(Source data)
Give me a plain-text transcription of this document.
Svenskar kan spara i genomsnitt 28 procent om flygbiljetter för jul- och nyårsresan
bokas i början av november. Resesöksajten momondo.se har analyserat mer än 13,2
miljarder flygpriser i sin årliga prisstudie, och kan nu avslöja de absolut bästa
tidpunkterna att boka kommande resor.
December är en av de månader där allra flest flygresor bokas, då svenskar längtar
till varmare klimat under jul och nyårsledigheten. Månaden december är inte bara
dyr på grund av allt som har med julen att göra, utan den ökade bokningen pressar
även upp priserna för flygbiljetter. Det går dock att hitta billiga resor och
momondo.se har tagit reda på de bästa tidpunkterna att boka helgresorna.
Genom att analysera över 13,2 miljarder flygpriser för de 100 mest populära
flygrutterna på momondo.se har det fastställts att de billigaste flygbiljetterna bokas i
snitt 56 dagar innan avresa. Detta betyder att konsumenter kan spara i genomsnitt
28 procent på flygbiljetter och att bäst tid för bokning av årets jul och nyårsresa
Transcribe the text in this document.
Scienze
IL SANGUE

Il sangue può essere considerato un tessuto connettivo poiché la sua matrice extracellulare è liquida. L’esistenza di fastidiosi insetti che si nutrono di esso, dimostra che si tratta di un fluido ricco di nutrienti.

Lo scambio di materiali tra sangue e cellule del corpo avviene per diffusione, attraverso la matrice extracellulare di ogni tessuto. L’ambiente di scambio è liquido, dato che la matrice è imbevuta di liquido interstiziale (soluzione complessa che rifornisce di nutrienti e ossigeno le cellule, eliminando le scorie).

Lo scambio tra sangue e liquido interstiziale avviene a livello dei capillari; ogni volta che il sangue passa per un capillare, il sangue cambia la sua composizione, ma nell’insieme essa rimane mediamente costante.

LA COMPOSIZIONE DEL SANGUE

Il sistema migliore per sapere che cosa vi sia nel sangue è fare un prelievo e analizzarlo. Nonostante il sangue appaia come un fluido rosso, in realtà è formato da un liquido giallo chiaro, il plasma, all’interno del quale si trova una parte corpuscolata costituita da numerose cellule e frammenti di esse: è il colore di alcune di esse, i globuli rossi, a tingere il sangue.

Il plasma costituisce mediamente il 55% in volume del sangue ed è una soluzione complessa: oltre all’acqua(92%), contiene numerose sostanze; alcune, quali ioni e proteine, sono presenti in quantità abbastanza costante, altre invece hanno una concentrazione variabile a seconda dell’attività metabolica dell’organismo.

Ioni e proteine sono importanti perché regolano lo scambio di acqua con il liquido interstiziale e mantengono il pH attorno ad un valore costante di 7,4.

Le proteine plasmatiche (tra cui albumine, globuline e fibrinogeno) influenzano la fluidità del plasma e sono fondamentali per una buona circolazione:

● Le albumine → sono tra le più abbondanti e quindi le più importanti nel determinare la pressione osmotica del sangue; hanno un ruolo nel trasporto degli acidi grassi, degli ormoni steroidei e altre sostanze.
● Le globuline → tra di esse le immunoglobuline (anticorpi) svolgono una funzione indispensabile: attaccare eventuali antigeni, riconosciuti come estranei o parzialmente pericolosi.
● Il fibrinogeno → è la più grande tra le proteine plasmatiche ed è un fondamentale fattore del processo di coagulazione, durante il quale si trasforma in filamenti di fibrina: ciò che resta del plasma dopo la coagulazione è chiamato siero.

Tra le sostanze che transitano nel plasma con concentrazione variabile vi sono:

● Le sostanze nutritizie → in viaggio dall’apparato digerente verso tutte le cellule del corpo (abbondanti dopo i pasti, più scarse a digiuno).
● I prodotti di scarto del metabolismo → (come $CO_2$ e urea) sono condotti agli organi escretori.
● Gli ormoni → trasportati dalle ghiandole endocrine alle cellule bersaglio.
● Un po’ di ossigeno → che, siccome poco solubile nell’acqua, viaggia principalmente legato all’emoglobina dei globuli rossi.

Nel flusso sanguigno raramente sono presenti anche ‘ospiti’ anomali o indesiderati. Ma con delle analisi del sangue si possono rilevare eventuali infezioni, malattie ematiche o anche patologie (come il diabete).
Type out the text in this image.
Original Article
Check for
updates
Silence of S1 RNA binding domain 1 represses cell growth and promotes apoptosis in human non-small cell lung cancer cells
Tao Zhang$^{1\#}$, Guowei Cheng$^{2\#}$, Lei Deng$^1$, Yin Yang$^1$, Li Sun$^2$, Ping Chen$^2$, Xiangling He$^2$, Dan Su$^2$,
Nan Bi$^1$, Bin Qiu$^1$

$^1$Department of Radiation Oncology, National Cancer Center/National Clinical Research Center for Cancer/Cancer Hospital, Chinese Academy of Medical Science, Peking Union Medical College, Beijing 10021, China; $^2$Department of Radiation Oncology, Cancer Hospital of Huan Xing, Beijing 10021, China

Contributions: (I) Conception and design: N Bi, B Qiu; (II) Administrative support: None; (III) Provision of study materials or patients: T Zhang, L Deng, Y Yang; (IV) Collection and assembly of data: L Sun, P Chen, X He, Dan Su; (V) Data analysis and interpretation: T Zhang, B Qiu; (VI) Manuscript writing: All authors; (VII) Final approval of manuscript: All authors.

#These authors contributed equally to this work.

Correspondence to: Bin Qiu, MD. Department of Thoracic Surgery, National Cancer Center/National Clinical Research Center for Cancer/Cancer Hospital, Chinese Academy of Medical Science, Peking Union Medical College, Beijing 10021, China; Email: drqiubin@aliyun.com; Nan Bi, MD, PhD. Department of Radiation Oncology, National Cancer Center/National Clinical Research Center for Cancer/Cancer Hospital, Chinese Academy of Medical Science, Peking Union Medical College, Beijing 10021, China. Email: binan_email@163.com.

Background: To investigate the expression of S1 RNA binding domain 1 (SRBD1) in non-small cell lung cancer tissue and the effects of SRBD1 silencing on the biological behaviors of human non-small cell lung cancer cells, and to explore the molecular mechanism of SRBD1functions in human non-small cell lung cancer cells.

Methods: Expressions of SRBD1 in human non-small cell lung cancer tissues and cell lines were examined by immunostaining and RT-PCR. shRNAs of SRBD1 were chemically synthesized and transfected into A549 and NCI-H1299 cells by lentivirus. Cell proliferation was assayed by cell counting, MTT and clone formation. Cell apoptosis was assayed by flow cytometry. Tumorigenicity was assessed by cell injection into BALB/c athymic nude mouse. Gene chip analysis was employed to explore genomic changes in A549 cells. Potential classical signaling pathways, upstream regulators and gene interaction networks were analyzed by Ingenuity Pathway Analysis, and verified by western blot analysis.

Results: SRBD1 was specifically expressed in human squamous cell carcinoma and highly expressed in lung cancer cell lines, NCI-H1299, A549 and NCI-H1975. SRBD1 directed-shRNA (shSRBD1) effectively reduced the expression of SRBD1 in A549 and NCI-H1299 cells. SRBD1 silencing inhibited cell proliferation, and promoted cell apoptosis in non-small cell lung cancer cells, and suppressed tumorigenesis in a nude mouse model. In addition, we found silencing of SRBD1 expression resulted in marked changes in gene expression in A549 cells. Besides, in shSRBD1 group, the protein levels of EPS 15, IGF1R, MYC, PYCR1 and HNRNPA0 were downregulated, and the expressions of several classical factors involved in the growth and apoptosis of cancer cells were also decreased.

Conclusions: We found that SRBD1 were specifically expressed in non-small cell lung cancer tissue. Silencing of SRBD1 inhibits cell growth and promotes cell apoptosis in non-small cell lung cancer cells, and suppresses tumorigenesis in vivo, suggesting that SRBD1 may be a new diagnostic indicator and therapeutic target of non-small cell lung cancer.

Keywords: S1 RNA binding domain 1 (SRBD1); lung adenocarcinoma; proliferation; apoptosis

- [PROBLEM REQUIREMENTS]:
Across the data, find each line that has "procent" in it and copy that line.

- [RESULT OF THIS EXERCISE]:
Svenskar kan spara i genomsnitt 28 procent om flygbiljetter för jul- och nyårsresan
28 procent på flygbiljetter och att bäst tid för bokning av årets jul och nyårsresa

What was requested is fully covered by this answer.